▸ **WHAT YOU HAVE TO DO**: Return every record verbatim.

=== ENTRIES SHOWN ===

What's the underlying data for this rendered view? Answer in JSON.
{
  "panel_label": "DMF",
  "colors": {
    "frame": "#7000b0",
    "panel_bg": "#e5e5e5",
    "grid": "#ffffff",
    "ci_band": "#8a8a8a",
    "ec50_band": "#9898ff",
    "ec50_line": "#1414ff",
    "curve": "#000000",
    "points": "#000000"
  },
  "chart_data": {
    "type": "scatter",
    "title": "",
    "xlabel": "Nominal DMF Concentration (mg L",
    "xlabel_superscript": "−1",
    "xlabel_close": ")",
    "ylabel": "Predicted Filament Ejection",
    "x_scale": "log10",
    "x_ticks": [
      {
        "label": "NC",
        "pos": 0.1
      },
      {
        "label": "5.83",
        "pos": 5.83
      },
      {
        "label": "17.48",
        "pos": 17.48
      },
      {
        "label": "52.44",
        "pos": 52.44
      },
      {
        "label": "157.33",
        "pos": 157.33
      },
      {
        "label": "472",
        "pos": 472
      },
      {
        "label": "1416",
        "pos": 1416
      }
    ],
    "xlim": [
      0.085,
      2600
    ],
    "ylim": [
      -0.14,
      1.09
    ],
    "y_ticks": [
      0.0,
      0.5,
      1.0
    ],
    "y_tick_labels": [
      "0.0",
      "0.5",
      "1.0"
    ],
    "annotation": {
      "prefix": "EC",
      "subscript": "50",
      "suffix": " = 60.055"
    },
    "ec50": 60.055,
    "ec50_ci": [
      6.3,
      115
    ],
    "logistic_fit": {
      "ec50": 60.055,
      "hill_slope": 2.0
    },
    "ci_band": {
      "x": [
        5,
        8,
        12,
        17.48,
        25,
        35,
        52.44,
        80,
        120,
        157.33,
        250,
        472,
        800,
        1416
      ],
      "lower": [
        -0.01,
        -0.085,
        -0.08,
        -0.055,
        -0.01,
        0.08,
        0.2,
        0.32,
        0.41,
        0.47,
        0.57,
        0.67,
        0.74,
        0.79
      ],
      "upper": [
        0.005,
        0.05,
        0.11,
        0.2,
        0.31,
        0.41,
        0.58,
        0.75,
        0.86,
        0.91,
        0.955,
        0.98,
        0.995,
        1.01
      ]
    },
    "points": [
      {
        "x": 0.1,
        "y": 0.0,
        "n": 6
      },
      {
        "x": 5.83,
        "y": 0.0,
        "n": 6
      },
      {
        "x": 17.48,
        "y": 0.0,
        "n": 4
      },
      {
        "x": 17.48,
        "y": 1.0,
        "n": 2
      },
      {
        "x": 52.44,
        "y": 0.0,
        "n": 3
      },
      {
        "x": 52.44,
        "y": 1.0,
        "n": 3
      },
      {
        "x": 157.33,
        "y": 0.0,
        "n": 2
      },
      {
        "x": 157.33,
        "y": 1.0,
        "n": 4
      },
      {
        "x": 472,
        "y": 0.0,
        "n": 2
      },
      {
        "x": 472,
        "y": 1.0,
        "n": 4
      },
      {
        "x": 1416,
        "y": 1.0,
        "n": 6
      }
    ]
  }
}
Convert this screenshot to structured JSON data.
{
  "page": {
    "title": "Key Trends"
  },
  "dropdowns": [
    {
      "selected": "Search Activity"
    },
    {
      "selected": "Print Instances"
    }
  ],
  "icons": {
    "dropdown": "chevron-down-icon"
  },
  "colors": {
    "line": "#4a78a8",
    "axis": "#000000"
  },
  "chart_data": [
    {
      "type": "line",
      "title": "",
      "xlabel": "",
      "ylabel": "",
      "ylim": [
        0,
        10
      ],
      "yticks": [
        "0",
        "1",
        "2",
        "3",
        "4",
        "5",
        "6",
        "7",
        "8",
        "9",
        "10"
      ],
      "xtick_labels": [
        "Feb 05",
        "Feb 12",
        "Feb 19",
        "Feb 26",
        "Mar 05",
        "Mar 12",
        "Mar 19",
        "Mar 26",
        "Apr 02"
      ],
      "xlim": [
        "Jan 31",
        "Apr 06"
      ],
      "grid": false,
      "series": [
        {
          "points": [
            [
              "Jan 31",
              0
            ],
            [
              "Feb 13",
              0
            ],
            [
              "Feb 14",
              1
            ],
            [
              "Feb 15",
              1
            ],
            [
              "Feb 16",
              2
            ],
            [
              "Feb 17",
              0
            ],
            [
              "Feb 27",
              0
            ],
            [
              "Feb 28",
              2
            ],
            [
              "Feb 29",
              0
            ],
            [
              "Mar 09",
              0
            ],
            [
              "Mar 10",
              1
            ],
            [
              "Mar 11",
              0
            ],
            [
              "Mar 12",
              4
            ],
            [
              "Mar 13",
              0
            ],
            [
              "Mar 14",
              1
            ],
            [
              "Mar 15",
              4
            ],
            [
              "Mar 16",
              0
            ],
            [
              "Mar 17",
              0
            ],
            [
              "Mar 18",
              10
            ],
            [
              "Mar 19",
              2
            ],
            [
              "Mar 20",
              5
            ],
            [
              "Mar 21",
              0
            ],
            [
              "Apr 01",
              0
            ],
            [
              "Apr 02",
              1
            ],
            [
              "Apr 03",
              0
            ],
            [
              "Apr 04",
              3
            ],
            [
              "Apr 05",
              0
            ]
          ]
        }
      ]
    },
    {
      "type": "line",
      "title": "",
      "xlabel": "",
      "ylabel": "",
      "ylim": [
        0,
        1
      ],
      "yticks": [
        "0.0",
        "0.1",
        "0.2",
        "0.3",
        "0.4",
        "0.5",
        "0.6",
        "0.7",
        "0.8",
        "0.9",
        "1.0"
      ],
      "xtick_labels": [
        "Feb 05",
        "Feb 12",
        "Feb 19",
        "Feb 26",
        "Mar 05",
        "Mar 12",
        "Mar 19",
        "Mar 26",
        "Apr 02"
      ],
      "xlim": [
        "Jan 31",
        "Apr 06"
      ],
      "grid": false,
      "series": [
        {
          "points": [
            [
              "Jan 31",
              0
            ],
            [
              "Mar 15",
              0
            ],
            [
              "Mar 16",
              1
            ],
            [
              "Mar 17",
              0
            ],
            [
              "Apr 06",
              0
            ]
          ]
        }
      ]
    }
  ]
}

===

▸ **EXERCISE OUTPUT**:
What's the underlying data for this rendered view? Answer in JSON.
{
  "panel_label": "DMF",
  "colors": {
    "frame": "#7000b0",
    "panel_bg": "#e5e5e5",
    "grid": "#ffffff",
    "ci_band": "#8a8a8a",
    "ec50_band": "#9898ff",
    "ec50_line": "#1414ff",
    "curve": "#000000",
    "points": "#000000"
  },
  "chart_data": {
    "type": "scatter",
    "title": "",
    "xlabel": "Nominal DMF Concentration (mg L",
    "xlabel_superscript": "−1",
    "xlabel_close": ")",
    "ylabel": "Predicted Filament Ejection",
    "x_scale": "log10",
    "x_ticks": [
      {
        "label": "NC",
        "pos": 0.1
      },
      {
        "label": "5.83",
        "pos": 5.83
      },
      {
        "label": "17.48",
        "pos": 17.48
      },
      {
        "label": "52.44",
        "pos": 52.44
      },
      {
        "label": "157.33",
        "pos": 157.33
      },
      {
        "label": "472",
        "pos": 472
      },
      {
        "label": "1416",
        "pos": 1416
      }
    ],
    "xlim": [
      0.085,
      2600
    ],
    "ylim": [
      -0.14,
      1.09
    ],
    "y_ticks": [
      0.0,
      0.5,
      1.0
    ],
    "y_tick_labels": [
      "0.0",
      "0.5",
      "1.0"
    ],
    "annotation": {
      "prefix": "EC",
      "subscript": "50",
      "suffix": " = 60.055"
    },
    "ec50": 60.055,
    "ec50_ci": [
      6.3,
      115
    ],
    "logistic_fit": {
      "ec50": 60.055,
      "hill_slope": 2.0
    },
    "ci_band": {
      "x": [
        5,
        8,
        12,
        17.48,
        25,
        35,
        52.44,
        80,
        120,
        157.33,
        250,
        472,
        800,
        1416
      ],
      "lower": [
        -0.01,
        -0.085,
        -0.08,
        -0.055,
        -0.01,
        0.08,
        0.2,
        0.32,
        0.41,
        0.47,
        0.57,
        0.67,
        0.74,
        0.79
      ],
      "upper": [
        0.005,
        0.05,
        0.11,
        0.2,
        0.31,
        0.41,
        0.58,
        0.75,
        0.86,
        0.91,
        0.955,
        0.98,
        0.995,
        1.01
      ]
    },
    "points": [
      {
        "x": 0.1,
        "y": 0.0,
        "n": 6
      },
      {
        "x": 5.83,
        "y": 0.0,
        "n": 6
      },
      {
        "x": 17.48,
        "y": 0.0,
        "n": 4
      },
      {
        "x": 17.48,
        "y": 1.0,
        "n": 2
      },
      {
        "x": 52.44,
        "y": 0.0,
        "n": 3
      },
      {
        "x": 52.44,
        "y": 1.0,
        "n": 3
      },
      {
        "x": 157.33,
        "y": 0.0,
        "n": 2
      },
      {
        "x": 157.33,
        "y": 1.0,
        "n": 4
      },
      {
        "x": 472,
        "y": 0.0,
        "n": 2
      },
      {
        "x": 472,
        "y": 1.0,
        "n": 4
      },
      {
        "x": 1416,
        "y": 1.0,
        "n": 6
      }
    ]
  }
}
Convert this screenshot to structured JSON data.
{
  "page": {
    "title": "Key Trends"
  },
  "dropdowns": [
    {
      "selected": "Search Activity"
    },
    {
      "selected": "Print Instances"
    }
  ],
  "icons": {
    "dropdown": "chevron-down-icon"
  },
  "colors": {
    "line": "#4a78a8",
    "axis": "#000000"
  },
  "chart_data": [
    {
      "type": "line",
      "title": "",
      "xlabel": "",
      "ylabel": "",
      "ylim": [
        0,
        10
      ],
      "yticks": [
        "0",
        "1",
        "2",
        "3",
        "4",
        "5",
        "6",
        "7",
        "8",
        "9",
        "10"
      ],
      "xtick_labels": [
        "Feb 05",
        "Feb 12",
        "Feb 19",
        "Feb 26",
        "Mar 05",
        "Mar 12",
        "Mar 19",
        "Mar 26",
        "Apr 02"
      ],
      "xlim": [
        "Jan 31",
        "Apr 06"
      ],
      "grid": false,
      "series": [
        {
          "points": [
            [
              "Jan 31",
              0
            ],
            [
              "Feb 13",
              0
            ],
            [
              "Feb 14",
              1
            ],
            [
              "Feb 15",
              1
            ],
            [
              "Feb 16",
              2
            ],
            [
              "Feb 17",
              0
            ],
            [
              "Feb 27",
              0
            ],
            [
              "Feb 28",
              2
            ],
            [
              "Feb 29",
              0
            ],
            [
              "Mar 09",
              0
            ],
            [
              "Mar 10",
              1
            ],
            [
              "Mar 11",
              0
            ],
            [
              "Mar 12",
              4
            ],
            [
              "Mar 13",
              0
            ],
            [
              "Mar 14",
              1
            ],
            [
              "Mar 15",
              4
            ],
            [
              "Mar 16",
              0
            ],
            [
              "Mar 17",
              0
            ],
            [
              "Mar 18",
              10
            ],
            [
              "Mar 19",
              2
            ],
            [
              "Mar 20",
              5
            ],
            [
              "Mar 21",
              0
            ],
            [
              "Apr 01",
              0
            ],
            [
              "Apr 02",
              1
            ],
            [
              "Apr 03",
              0
            ],
            [
              "Apr 04",
              3
            ],
            [
              "Apr 05",
              0
            ]
          ]
        }
      ]
    },
    {
      "type": "line",
      "title": "",
      "xlabel": "",
      "ylabel": "",
      "ylim": [
        0,
        1
      ],
      "yticks": [
        "0.0",
        "0.1",
        "0.2",
        "0.3",
        "0.4",
        "0.5",
        "0.6",
        "0.7",
        "0.8",
        "0.9",
        "1.0"
      ],
      "xtick_labels": [
        "Feb 05",
        "Feb 12",
        "Feb 19",
        "Feb 26",
        "Mar 05",
        "Mar 12",
        "Mar 19",
        "Mar 26",
        "Apr 02"
      ],
      "xlim": [
        "Jan 31",
        "Apr 06"
      ],
      "grid": false,
      "series": [
        {
          "points": [
            [
              "Jan 31",
              0
            ],
            [
              "Mar 15",
              0
            ],
            [
              "Mar 16",
              1
            ],
            [
              "Mar 17",
              0
            ],
            [
              "Apr 06",
              0
            ]
          ]
        }
      ]
    }
  ]
}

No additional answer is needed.